Goal of the exercise
Reproduce every line of the material below, but drop the pictures.

Provided records
-*-*-

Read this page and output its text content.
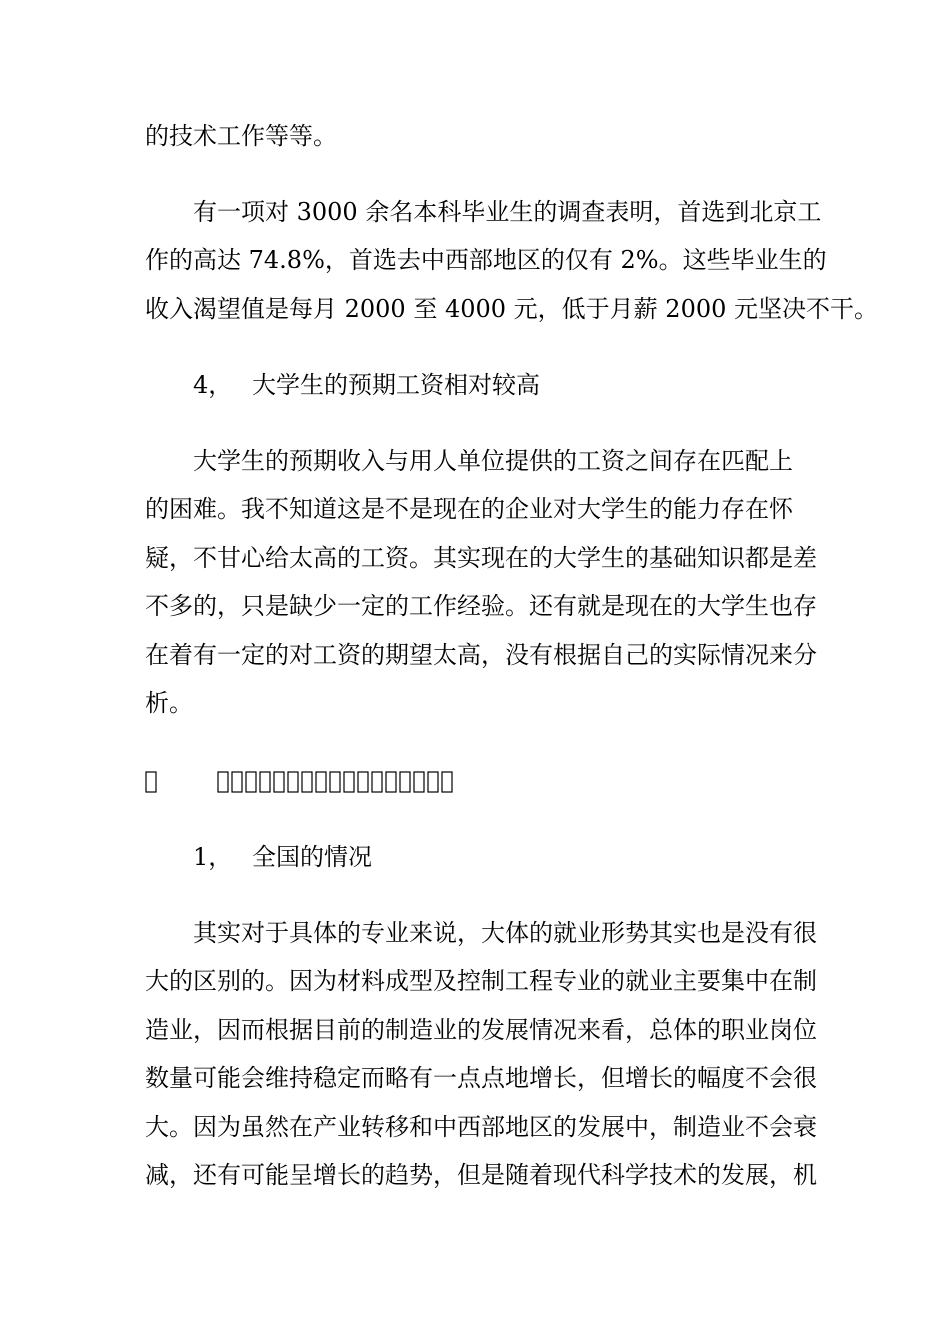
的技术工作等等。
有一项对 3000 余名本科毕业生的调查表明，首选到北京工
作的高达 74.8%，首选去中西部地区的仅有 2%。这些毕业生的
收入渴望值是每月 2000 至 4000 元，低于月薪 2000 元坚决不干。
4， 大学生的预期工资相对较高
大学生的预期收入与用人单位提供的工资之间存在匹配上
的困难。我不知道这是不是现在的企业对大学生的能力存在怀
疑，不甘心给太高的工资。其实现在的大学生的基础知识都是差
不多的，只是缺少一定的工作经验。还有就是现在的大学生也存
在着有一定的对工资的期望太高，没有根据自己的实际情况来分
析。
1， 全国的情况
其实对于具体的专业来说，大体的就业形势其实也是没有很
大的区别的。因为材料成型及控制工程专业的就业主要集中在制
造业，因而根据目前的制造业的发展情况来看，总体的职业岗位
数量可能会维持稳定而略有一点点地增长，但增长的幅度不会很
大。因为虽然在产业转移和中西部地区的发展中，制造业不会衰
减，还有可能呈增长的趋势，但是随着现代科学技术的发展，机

-*-*-

The response
Read this page and output its text content.
的技术工作等等。
有一项对 3000 余名本科毕业生的调查表明，首选到北京工
作的高达 74.8%，首选去中西部地区的仅有 2%。这些毕业生的
收入渴望值是每月 2000 至 4000 元，低于月薪 2000 元坚决不干。
4， 大学生的预期工资相对较高
大学生的预期收入与用人单位提供的工资之间存在匹配上
的困难。我不知道这是不是现在的企业对大学生的能力存在怀
疑，不甘心给太高的工资。其实现在的大学生的基础知识都是差
不多的，只是缺少一定的工作经验。还有就是现在的大学生也存
在着有一定的对工资的期望太高，没有根据自己的实际情况来分
析。
1， 全国的情况
其实对于具体的专业来说，大体的就业形势其实也是没有很
大的区别的。因为材料成型及控制工程专业的就业主要集中在制
造业，因而根据目前的制造业的发展情况来看，总体的职业岗位
数量可能会维持稳定而略有一点点地增长，但增长的幅度不会很
大。因为虽然在产业转移和中西部地区的发展中，制造业不会衰
减，还有可能呈增长的趋势，但是随着现代科学技术的发展，机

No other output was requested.